PROMPT
Images are not part of the copy; transcribe all the data exactly.

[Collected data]
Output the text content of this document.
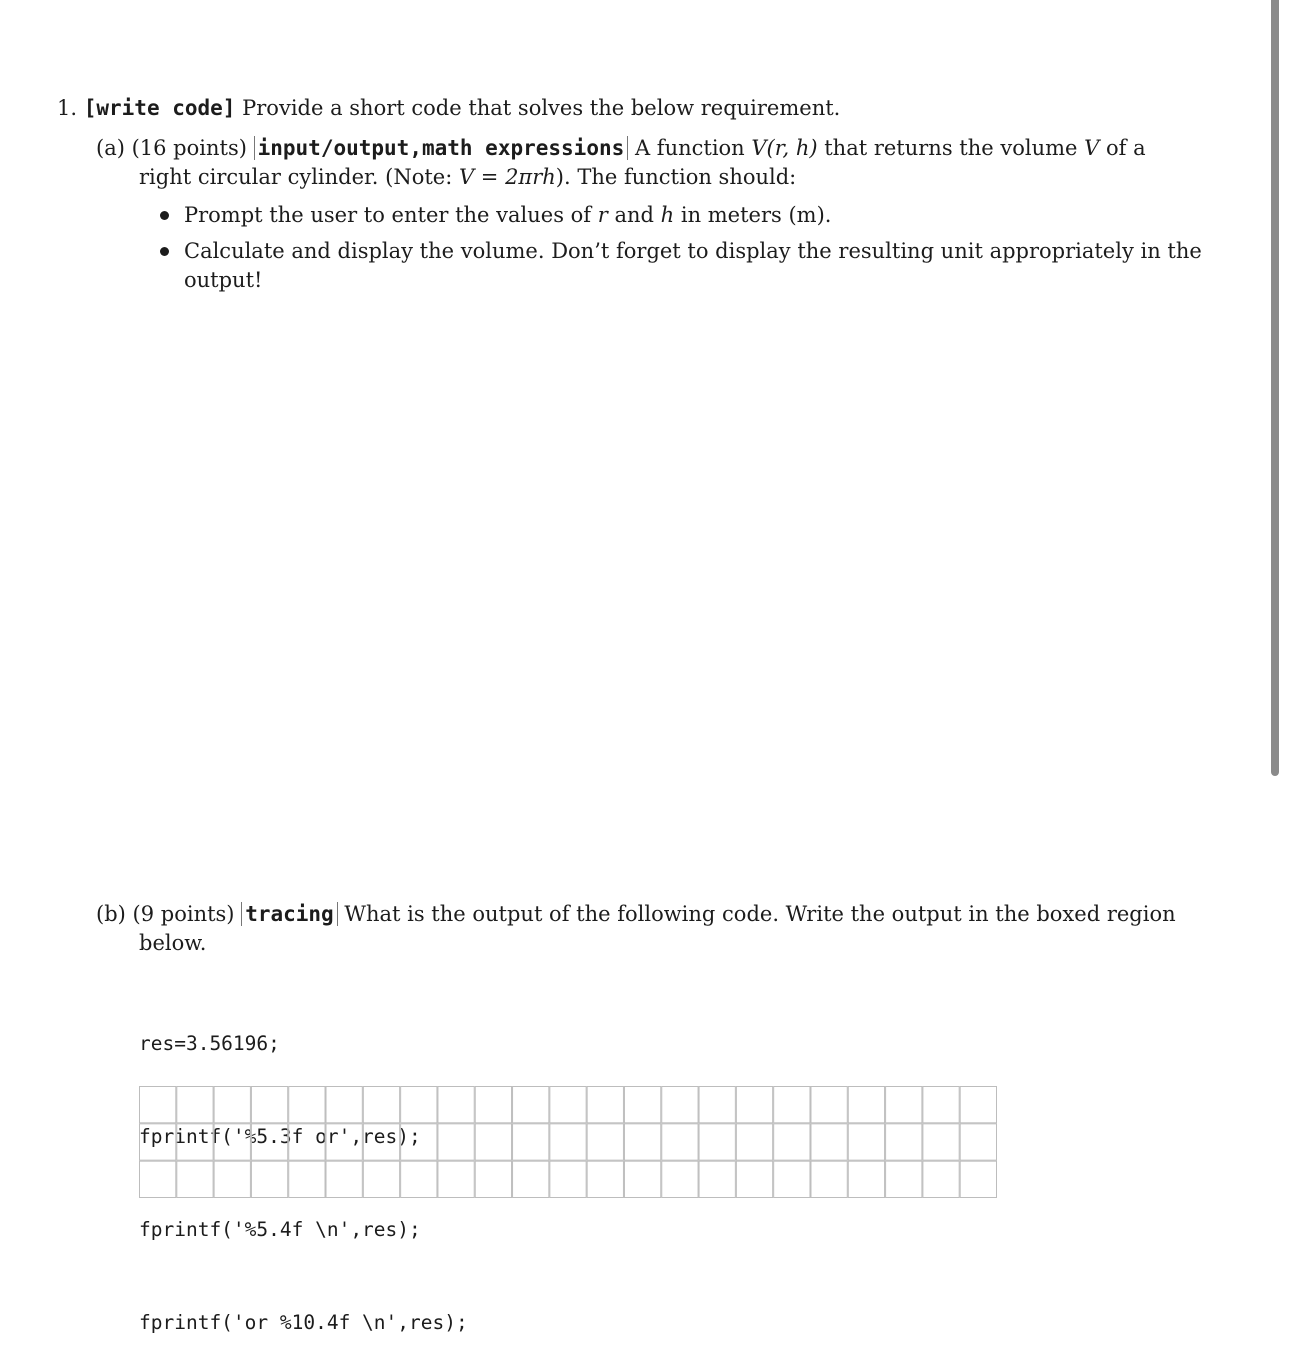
1. [write code] Provide a short code that solves the below requirement.
(a) (16 points) input/output,math expressions A function V(r, h) that returns the volume V of a
right circular cylinder. (Note: V = 2πrh). The function should:
Prompt the user to enter the values of r and h in meters (m).
Calculate and display the volume. Don’t forget to display the resulting unit appropriately in the
output!
(b) (9 points) tracing What is the output of the following code. Write the output in the boxed region
below.

res=3.56196;

fprintf('%5.3f or',res);

fprintf('%5.4f \n',res);

fprintf('or %10.4f \n',res);
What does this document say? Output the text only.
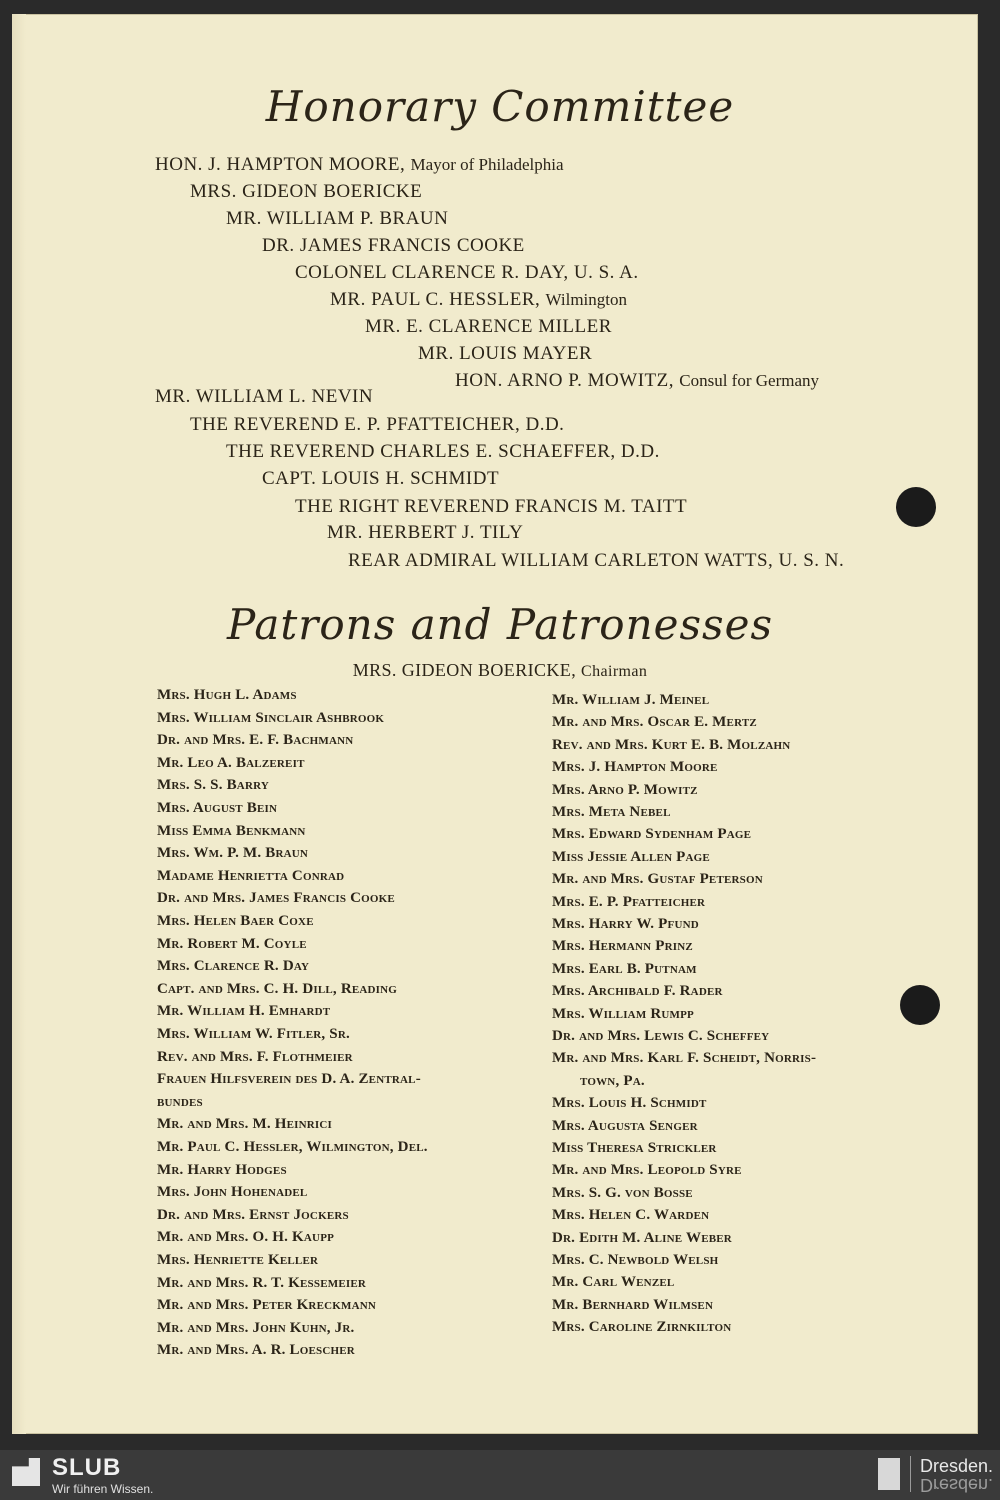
Honorary Committee
HON. J. HAMPTON MOORE, Mayor of Philadelphia
MRS. GIDEON BOERICKE
MR. WILLIAM P. BRAUN
DR. JAMES FRANCIS COOKE
COLONEL CLARENCE R. DAY, U. S. A.
MR. PAUL C. HESSLER, Wilmington
MR. E. CLARENCE MILLER
MR. LOUIS MAYER
HON. ARNO P. MOWITZ, Consul for Germany
MR. WILLIAM L. NEVIN
THE REVEREND E. P. PFATTEICHER, D.D.
THE REVEREND CHARLES E. SCHAEFFER, D.D.
CAPT. LOUIS H. SCHMIDT
THE RIGHT REVEREND FRANCIS M. TAITT
MR. HERBERT J. TILY
REAR ADMIRAL WILLIAM CARLETON WATTS, U. S. N.
Patrons and Patronesses
MRS. GIDEON BOERICKE, Chairman
Mrs. Hugh L. Adams
Mrs. William Sinclair Ashbrook
Dr. and Mrs. E. F. Bachmann
Mr. Leo A. Balzereit
Mrs. S. S. Barry
Mrs. August Bein
Miss Emma Benkmann
Mrs. Wm. P. M. Braun
Madame Henrietta Conrad
Dr. and Mrs. James Francis Cooke
Mrs. Helen Baer Coxe
Mr. Robert M. Coyle
Mrs. Clarence R. Day
Capt. and Mrs. C. H. Dill, Reading
Mr. William H. Emhardt
Mrs. William W. Fitler, Sr.
Rev. and Mrs. F. Flothmeier
Frauen Hilfsverein des D. A. Zentral-
bundes
Mr. and Mrs. M. Heinrici
Mr. Paul C. Hessler, Wilmington, Del.
Mr. Harry Hodges
Mrs. John Hohenadel
Dr. and Mrs. Ernst Jockers
Mr. and Mrs. O. H. Kaupp
Mrs. Henriette Keller
Mr. and Mrs. R. T. Kessemeier
Mr. and Mrs. Peter Kreckmann
Mr. and Mrs. John Kuhn, Jr.
Mr. and Mrs. A. R. Loescher
Mr. William J. Meinel
Mr. and Mrs. Oscar E. Mertz
Rev. and Mrs. Kurt E. B. Molzahn
Mrs. J. Hampton Moore
Mrs. Arno P. Mowitz
Mrs. Meta Nebel
Mrs. Edward Sydenham Page
Miss Jessie Allen Page
Mr. and Mrs. Gustaf Peterson
Mrs. E. P. Pfatteicher
Mrs. Harry W. Pfund
Mrs. Hermann Prinz
Mrs. Earl B. Putnam
Mrs. Archibald F. Rader
Mrs. William Rumpp
Dr. and Mrs. Lewis C. Scheffey
Mr. and Mrs. Karl F. Scheidt, Norris-
town, Pa.
Mrs. Louis H. Schmidt
Mrs. Augusta Senger
Miss Theresa Strickler
Mr. and Mrs. Leopold Syre
Mrs. S. G. von Bosse
Mrs. Helen C. Warden
Dr. Edith M. Aline Weber
Mrs. C. Newbold Welsh
Mr. Carl Wenzel
Mr. Bernhard Wilmsen
Mrs. Caroline Zirnkilton
SLUB
Wir führen Wissen.
Dresden.
Dresden.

CORRECT RESPONSE
Output the text content of this document.
1. [write code] Provide a short code that solves the below requirement.
(a) (16 points) input/output,math expressions A function V(r, h) that returns the volume V of a
right circular cylinder. (Note: V = 2πrh). The function should:
Prompt the user to enter the values of r and h in meters (m).
Calculate and display the volume. Don’t forget to display the resulting unit appropriately in the
output!
(b) (9 points) tracing What is the output of the following code. Write the output in the boxed region
below.

res=3.56196;

fprintf('%5.3f or',res);

fprintf('%5.4f \n',res);

fprintf('or %10.4f \n',res);
What does this document say? Output the text only.
Honorary Committee
HON. J. HAMPTON MOORE, Mayor of Philadelphia
MRS. GIDEON BOERICKE
MR. WILLIAM P. BRAUN
DR. JAMES FRANCIS COOKE
COLONEL CLARENCE R. DAY, U. S. A.
MR. PAUL C. HESSLER, Wilmington
MR. E. CLARENCE MILLER
MR. LOUIS MAYER
HON. ARNO P. MOWITZ, Consul for Germany
MR. WILLIAM L. NEVIN
THE REVEREND E. P. PFATTEICHER, D.D.
THE REVEREND CHARLES E. SCHAEFFER, D.D.
CAPT. LOUIS H. SCHMIDT
THE RIGHT REVEREND FRANCIS M. TAITT
MR. HERBERT J. TILY
REAR ADMIRAL WILLIAM CARLETON WATTS, U. S. N.
Patrons and Patronesses
MRS. GIDEON BOERICKE, Chairman
Mrs. Hugh L. Adams
Mrs. William Sinclair Ashbrook
Dr. and Mrs. E. F. Bachmann
Mr. Leo A. Balzereit
Mrs. S. S. Barry
Mrs. August Bein
Miss Emma Benkmann
Mrs. Wm. P. M. Braun
Madame Henrietta Conrad
Dr. and Mrs. James Francis Cooke
Mrs. Helen Baer Coxe
Mr. Robert M. Coyle
Mrs. Clarence R. Day
Capt. and Mrs. C. H. Dill, Reading
Mr. William H. Emhardt
Mrs. William W. Fitler, Sr.
Rev. and Mrs. F. Flothmeier
Frauen Hilfsverein des D. A. Zentral-
bundes
Mr. and Mrs. M. Heinrici
Mr. Paul C. Hessler, Wilmington, Del.
Mr. Harry Hodges
Mrs. John Hohenadel
Dr. and Mrs. Ernst Jockers
Mr. and Mrs. O. H. Kaupp
Mrs. Henriette Keller
Mr. and Mrs. R. T. Kessemeier
Mr. and Mrs. Peter Kreckmann
Mr. and Mrs. John Kuhn, Jr.
Mr. and Mrs. A. R. Loescher
Mr. William J. Meinel
Mr. and Mrs. Oscar E. Mertz
Rev. and Mrs. Kurt E. B. Molzahn
Mrs. J. Hampton Moore
Mrs. Arno P. Mowitz
Mrs. Meta Nebel
Mrs. Edward Sydenham Page
Miss Jessie Allen Page
Mr. and Mrs. Gustaf Peterson
Mrs. E. P. Pfatteicher
Mrs. Harry W. Pfund
Mrs. Hermann Prinz
Mrs. Earl B. Putnam
Mrs. Archibald F. Rader
Mrs. William Rumpp
Dr. and Mrs. Lewis C. Scheffey
Mr. and Mrs. Karl F. Scheidt, Norris-
town, Pa.
Mrs. Louis H. Schmidt
Mrs. Augusta Senger
Miss Theresa Strickler
Mr. and Mrs. Leopold Syre
Mrs. S. G. von Bosse
Mrs. Helen C. Warden
Dr. Edith M. Aline Weber
Mrs. C. Newbold Welsh
Mr. Carl Wenzel
Mr. Bernhard Wilmsen
Mrs. Caroline Zirnkilton
SLUB
Wir führen Wissen.
Dresden.
Dresden.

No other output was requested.